Information provided:
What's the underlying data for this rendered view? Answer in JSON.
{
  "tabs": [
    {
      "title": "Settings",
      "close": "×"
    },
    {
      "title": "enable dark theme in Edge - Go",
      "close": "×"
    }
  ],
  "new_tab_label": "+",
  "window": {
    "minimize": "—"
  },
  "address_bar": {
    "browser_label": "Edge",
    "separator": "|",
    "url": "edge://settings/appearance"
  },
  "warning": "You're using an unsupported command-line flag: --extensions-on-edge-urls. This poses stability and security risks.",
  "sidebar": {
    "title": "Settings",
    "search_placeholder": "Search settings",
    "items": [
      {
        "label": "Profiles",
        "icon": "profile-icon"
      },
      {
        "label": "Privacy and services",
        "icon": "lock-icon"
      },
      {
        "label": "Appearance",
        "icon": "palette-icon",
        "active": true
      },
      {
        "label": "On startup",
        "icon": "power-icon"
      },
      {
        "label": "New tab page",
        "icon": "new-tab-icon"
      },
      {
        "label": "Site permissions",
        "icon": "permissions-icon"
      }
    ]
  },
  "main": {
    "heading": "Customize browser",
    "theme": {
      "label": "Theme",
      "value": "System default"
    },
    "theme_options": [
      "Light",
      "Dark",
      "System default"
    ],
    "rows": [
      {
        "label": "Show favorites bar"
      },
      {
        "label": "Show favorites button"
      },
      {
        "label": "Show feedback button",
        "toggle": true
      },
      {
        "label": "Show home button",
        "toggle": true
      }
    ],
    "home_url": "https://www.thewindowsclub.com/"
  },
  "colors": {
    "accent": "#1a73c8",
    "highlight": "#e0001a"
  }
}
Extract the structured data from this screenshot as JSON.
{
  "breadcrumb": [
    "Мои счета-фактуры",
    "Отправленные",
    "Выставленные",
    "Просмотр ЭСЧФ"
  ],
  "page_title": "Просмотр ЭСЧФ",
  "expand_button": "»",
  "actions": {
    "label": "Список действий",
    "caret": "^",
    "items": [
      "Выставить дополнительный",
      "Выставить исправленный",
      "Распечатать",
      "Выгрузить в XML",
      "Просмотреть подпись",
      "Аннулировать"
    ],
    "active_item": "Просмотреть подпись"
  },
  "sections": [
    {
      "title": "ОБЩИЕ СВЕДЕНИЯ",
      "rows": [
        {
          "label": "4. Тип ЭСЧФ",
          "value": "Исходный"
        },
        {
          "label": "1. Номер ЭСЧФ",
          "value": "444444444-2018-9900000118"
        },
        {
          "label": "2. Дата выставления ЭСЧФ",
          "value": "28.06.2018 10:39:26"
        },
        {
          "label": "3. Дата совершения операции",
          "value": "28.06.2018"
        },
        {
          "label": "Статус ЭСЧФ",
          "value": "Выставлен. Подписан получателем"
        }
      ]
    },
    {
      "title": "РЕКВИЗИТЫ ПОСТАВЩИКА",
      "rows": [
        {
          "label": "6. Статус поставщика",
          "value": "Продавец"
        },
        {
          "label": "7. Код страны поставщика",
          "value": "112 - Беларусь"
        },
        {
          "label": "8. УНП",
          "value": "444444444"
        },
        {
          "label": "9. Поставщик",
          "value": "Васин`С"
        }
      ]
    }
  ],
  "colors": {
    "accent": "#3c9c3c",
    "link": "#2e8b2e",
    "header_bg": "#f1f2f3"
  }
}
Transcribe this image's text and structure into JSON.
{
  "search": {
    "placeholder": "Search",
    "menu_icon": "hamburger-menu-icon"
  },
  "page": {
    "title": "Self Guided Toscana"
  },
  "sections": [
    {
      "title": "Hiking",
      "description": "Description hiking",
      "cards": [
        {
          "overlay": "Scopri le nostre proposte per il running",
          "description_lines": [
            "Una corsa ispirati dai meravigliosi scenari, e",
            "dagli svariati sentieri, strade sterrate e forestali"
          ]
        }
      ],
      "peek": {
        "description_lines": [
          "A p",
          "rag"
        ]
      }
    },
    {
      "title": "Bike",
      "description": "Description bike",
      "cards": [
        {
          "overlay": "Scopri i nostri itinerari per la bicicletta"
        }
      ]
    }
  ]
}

The task:
Write out the whole listing again. Match it word for word.

Task answer:
What's the underlying data for this rendered view? Answer in JSON.
{
  "tabs": [
    {
      "title": "Settings",
      "close": "×"
    },
    {
      "title": "enable dark theme in Edge - Go",
      "close": "×"
    }
  ],
  "new_tab_label": "+",
  "window": {
    "minimize": "—"
  },
  "address_bar": {
    "browser_label": "Edge",
    "separator": "|",
    "url": "edge://settings/appearance"
  },
  "warning": "You're using an unsupported command-line flag: --extensions-on-edge-urls. This poses stability and security risks.",
  "sidebar": {
    "title": "Settings",
    "search_placeholder": "Search settings",
    "items": [
      {
        "label": "Profiles",
        "icon": "profile-icon"
      },
      {
        "label": "Privacy and services",
        "icon": "lock-icon"
      },
      {
        "label": "Appearance",
        "icon": "palette-icon",
        "active": true
      },
      {
        "label": "On startup",
        "icon": "power-icon"
      },
      {
        "label": "New tab page",
        "icon": "new-tab-icon"
      },
      {
        "label": "Site permissions",
        "icon": "permissions-icon"
      }
    ]
  },
  "main": {
    "heading": "Customize browser",
    "theme": {
      "label": "Theme",
      "value": "System default"
    },
    "theme_options": [
      "Light",
      "Dark",
      "System default"
    ],
    "rows": [
      {
        "label": "Show favorites bar"
      },
      {
        "label": "Show favorites button"
      },
      {
        "label": "Show feedback button",
        "toggle": true
      },
      {
        "label": "Show home button",
        "toggle": true
      }
    ],
    "home_url": "https://www.thewindowsclub.com/"
  },
  "colors": {
    "accent": "#1a73c8",
    "highlight": "#e0001a"
  }
}
Extract the structured data from this screenshot as JSON.
{
  "breadcrumb": [
    "Мои счета-фактуры",
    "Отправленные",
    "Выставленные",
    "Просмотр ЭСЧФ"
  ],
  "page_title": "Просмотр ЭСЧФ",
  "expand_button": "»",
  "actions": {
    "label": "Список действий",
    "caret": "^",
    "items": [
      "Выставить дополнительный",
      "Выставить исправленный",
      "Распечатать",
      "Выгрузить в XML",
      "Просмотреть подпись",
      "Аннулировать"
    ],
    "active_item": "Просмотреть подпись"
  },
  "sections": [
    {
      "title": "ОБЩИЕ СВЕДЕНИЯ",
      "rows": [
        {
          "label": "4. Тип ЭСЧФ",
          "value": "Исходный"
        },
        {
          "label": "1. Номер ЭСЧФ",
          "value": "444444444-2018-9900000118"
        },
        {
          "label": "2. Дата выставления ЭСЧФ",
          "value": "28.06.2018 10:39:26"
        },
        {
          "label": "3. Дата совершения операции",
          "value": "28.06.2018"
        },
        {
          "label": "Статус ЭСЧФ",
          "value": "Выставлен. Подписан получателем"
        }
      ]
    },
    {
      "title": "РЕКВИЗИТЫ ПОСТАВЩИКА",
      "rows": [
        {
          "label": "6. Статус поставщика",
          "value": "Продавец"
        },
        {
          "label": "7. Код страны поставщика",
          "value": "112 - Беларусь"
        },
        {
          "label": "8. УНП",
          "value": "444444444"
        },
        {
          "label": "9. Поставщик",
          "value": "Васин`С"
        }
      ]
    }
  ],
  "colors": {
    "accent": "#3c9c3c",
    "link": "#2e8b2e",
    "header_bg": "#f1f2f3"
  }
}
Transcribe this image's text and structure into JSON.
{
  "search": {
    "placeholder": "Search",
    "menu_icon": "hamburger-menu-icon"
  },
  "page": {
    "title": "Self Guided Toscana"
  },
  "sections": [
    {
      "title": "Hiking",
      "description": "Description hiking",
      "cards": [
        {
          "overlay": "Scopri le nostre proposte per il running",
          "description_lines": [
            "Una corsa ispirati dai meravigliosi scenari, e",
            "dagli svariati sentieri, strade sterrate e forestali"
          ]
        }
      ],
      "peek": {
        "description_lines": [
          "A p",
          "rag"
        ]
      }
    },
    {
      "title": "Bike",
      "description": "Description bike",
      "cards": [
        {
          "overlay": "Scopri i nostri itinerari per la bicicletta"
        }
      ]
    }
  ]
}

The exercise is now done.